**Aim of the exercise:** Make an exact copy of the entries below.

[Start]

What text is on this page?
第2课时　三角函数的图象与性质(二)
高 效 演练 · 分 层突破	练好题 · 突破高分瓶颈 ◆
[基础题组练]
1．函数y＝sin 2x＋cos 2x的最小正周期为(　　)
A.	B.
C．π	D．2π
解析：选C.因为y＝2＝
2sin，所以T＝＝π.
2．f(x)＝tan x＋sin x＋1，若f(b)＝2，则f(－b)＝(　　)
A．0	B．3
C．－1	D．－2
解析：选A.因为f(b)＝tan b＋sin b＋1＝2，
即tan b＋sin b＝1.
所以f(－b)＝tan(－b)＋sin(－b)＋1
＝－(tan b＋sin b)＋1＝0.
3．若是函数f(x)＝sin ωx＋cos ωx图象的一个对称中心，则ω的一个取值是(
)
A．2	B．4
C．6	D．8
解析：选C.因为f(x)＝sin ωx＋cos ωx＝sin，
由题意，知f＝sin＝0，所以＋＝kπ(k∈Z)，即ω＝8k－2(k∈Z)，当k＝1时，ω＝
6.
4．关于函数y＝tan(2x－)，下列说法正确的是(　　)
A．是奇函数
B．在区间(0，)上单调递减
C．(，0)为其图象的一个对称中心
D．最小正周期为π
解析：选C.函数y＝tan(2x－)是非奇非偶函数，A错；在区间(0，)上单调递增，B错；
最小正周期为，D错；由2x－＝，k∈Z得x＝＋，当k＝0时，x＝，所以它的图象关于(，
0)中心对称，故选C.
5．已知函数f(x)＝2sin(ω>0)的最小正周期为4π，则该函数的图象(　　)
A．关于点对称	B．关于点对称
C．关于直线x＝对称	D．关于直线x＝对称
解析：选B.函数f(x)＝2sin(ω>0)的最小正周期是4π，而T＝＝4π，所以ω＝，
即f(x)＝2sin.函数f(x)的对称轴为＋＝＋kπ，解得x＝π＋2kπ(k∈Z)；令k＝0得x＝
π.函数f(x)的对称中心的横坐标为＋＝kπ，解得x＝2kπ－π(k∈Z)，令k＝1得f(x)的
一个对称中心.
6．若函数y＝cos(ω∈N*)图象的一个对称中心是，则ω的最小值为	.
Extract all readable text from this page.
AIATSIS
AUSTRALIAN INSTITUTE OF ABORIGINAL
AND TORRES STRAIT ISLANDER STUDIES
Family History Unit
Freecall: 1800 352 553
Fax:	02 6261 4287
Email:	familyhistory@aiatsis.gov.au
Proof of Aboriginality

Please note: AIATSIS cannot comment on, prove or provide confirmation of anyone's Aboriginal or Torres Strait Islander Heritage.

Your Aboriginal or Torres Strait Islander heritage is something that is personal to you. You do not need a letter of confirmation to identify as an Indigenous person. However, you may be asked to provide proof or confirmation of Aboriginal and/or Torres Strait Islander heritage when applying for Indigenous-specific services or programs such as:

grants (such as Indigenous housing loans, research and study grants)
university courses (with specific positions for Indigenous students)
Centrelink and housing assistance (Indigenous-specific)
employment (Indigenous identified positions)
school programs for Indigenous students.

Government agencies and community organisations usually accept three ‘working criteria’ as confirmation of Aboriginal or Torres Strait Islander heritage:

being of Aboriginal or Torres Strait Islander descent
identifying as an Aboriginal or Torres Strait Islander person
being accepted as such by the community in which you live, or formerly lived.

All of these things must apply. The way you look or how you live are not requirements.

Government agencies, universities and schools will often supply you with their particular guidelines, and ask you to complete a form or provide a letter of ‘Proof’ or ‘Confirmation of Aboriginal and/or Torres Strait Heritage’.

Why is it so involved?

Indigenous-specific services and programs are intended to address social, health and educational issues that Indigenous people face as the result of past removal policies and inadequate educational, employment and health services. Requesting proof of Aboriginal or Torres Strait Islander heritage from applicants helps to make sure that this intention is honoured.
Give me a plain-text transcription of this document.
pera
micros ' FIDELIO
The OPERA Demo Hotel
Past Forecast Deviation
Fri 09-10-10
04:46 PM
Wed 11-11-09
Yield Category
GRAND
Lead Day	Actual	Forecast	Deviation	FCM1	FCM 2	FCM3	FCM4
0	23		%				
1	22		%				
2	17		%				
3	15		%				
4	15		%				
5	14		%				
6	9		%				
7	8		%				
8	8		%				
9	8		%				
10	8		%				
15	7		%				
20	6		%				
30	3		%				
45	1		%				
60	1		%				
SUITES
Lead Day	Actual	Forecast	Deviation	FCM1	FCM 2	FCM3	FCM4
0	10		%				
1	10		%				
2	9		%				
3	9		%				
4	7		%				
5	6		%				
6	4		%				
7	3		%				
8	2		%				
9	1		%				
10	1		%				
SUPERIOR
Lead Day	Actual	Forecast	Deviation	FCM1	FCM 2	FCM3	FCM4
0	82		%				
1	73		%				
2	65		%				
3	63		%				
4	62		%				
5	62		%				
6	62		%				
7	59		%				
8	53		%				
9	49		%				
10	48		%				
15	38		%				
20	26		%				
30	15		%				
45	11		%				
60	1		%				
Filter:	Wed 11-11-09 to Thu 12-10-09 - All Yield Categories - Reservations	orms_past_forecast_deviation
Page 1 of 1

[End]

**Task result:**
What text is on this page?
第2课时　三角函数的图象与性质(二)
高 效 演练 · 分 层突破	练好题 · 突破高分瓶颈 ◆
[基础题组练]
1．函数y＝sin 2x＋cos 2x的最小正周期为(　　)
A.	B.
C．π	D．2π
解析：选C.因为y＝2＝
2sin，所以T＝＝π.
2．f(x)＝tan x＋sin x＋1，若f(b)＝2，则f(－b)＝(　　)
A．0	B．3
C．－1	D．－2
解析：选A.因为f(b)＝tan b＋sin b＋1＝2，
即tan b＋sin b＝1.
所以f(－b)＝tan(－b)＋sin(－b)＋1
＝－(tan b＋sin b)＋1＝0.
3．若是函数f(x)＝sin ωx＋cos ωx图象的一个对称中心，则ω的一个取值是(
)
A．2	B．4
C．6	D．8
解析：选C.因为f(x)＝sin ωx＋cos ωx＝sin，
由题意，知f＝sin＝0，所以＋＝kπ(k∈Z)，即ω＝8k－2(k∈Z)，当k＝1时，ω＝
6.
4．关于函数y＝tan(2x－)，下列说法正确的是(　　)
A．是奇函数
B．在区间(0，)上单调递减
C．(，0)为其图象的一个对称中心
D．最小正周期为π
解析：选C.函数y＝tan(2x－)是非奇非偶函数，A错；在区间(0，)上单调递增，B错；
最小正周期为，D错；由2x－＝，k∈Z得x＝＋，当k＝0时，x＝，所以它的图象关于(，
0)中心对称，故选C.
5．已知函数f(x)＝2sin(ω>0)的最小正周期为4π，则该函数的图象(　　)
A．关于点对称	B．关于点对称
C．关于直线x＝对称	D．关于直线x＝对称
解析：选B.函数f(x)＝2sin(ω>0)的最小正周期是4π，而T＝＝4π，所以ω＝，
即f(x)＝2sin.函数f(x)的对称轴为＋＝＋kπ，解得x＝π＋2kπ(k∈Z)；令k＝0得x＝
π.函数f(x)的对称中心的横坐标为＋＝kπ，解得x＝2kπ－π(k∈Z)，令k＝1得f(x)的
一个对称中心.
6．若函数y＝cos(ω∈N*)图象的一个对称中心是，则ω的最小值为	.
Extract all readable text from this page.
AIATSIS
AUSTRALIAN INSTITUTE OF ABORIGINAL
AND TORRES STRAIT ISLANDER STUDIES
Family History Unit
Freecall: 1800 352 553
Fax:	02 6261 4287
Email:	familyhistory@aiatsis.gov.au
Proof of Aboriginality

Please note: AIATSIS cannot comment on, prove or provide confirmation of anyone's Aboriginal or Torres Strait Islander Heritage.

Your Aboriginal or Torres Strait Islander heritage is something that is personal to you. You do not need a letter of confirmation to identify as an Indigenous person. However, you may be asked to provide proof or confirmation of Aboriginal and/or Torres Strait Islander heritage when applying for Indigenous-specific services or programs such as:

grants (such as Indigenous housing loans, research and study grants)
university courses (with specific positions for Indigenous students)
Centrelink and housing assistance (Indigenous-specific)
employment (Indigenous identified positions)
school programs for Indigenous students.

Government agencies and community organisations usually accept three ‘working criteria’ as confirmation of Aboriginal or Torres Strait Islander heritage:

being of Aboriginal or Torres Strait Islander descent
identifying as an Aboriginal or Torres Strait Islander person
being accepted as such by the community in which you live, or formerly lived.

All of these things must apply. The way you look or how you live are not requirements.

Government agencies, universities and schools will often supply you with their particular guidelines, and ask you to complete a form or provide a letter of ‘Proof’ or ‘Confirmation of Aboriginal and/or Torres Strait Heritage’.

Why is it so involved?

Indigenous-specific services and programs are intended to address social, health and educational issues that Indigenous people face as the result of past removal policies and inadequate educational, employment and health services. Requesting proof of Aboriginal or Torres Strait Islander heritage from applicants helps to make sure that this intention is honoured.
Give me a plain-text transcription of this document.
pera
micros ' FIDELIO
The OPERA Demo Hotel
Past Forecast Deviation
Fri 09-10-10
04:46 PM
Wed 11-11-09
Yield Category
GRAND
Lead Day	Actual	Forecast	Deviation	FCM1	FCM 2	FCM3	FCM4
0	23		%				
1	22		%				
2	17		%				
3	15		%				
4	15		%				
5	14		%				
6	9		%				
7	8		%				
8	8		%				
9	8		%				
10	8		%				
15	7		%				
20	6		%				
30	3		%				
45	1		%				
60	1		%				
SUITES
Lead Day	Actual	Forecast	Deviation	FCM1	FCM 2	FCM3	FCM4
0	10		%				
1	10		%				
2	9		%				
3	9		%				
4	7		%				
5	6		%				
6	4		%				
7	3		%				
8	2		%				
9	1		%				
10	1		%				
SUPERIOR
Lead Day	Actual	Forecast	Deviation	FCM1	FCM 2	FCM3	FCM4
0	82		%				
1	73		%				
2	65		%				
3	63		%				
4	62		%				
5	62		%				
6	62		%				
7	59		%				
8	53		%				
9	49		%				
10	48		%				
15	38		%				
20	26		%				
30	15		%				
45	11		%				
60	1		%				
Filter:	Wed 11-11-09 to Thu 12-10-09 - All Yield Categories - Reservations	orms_past_forecast_deviation
Page 1 of 1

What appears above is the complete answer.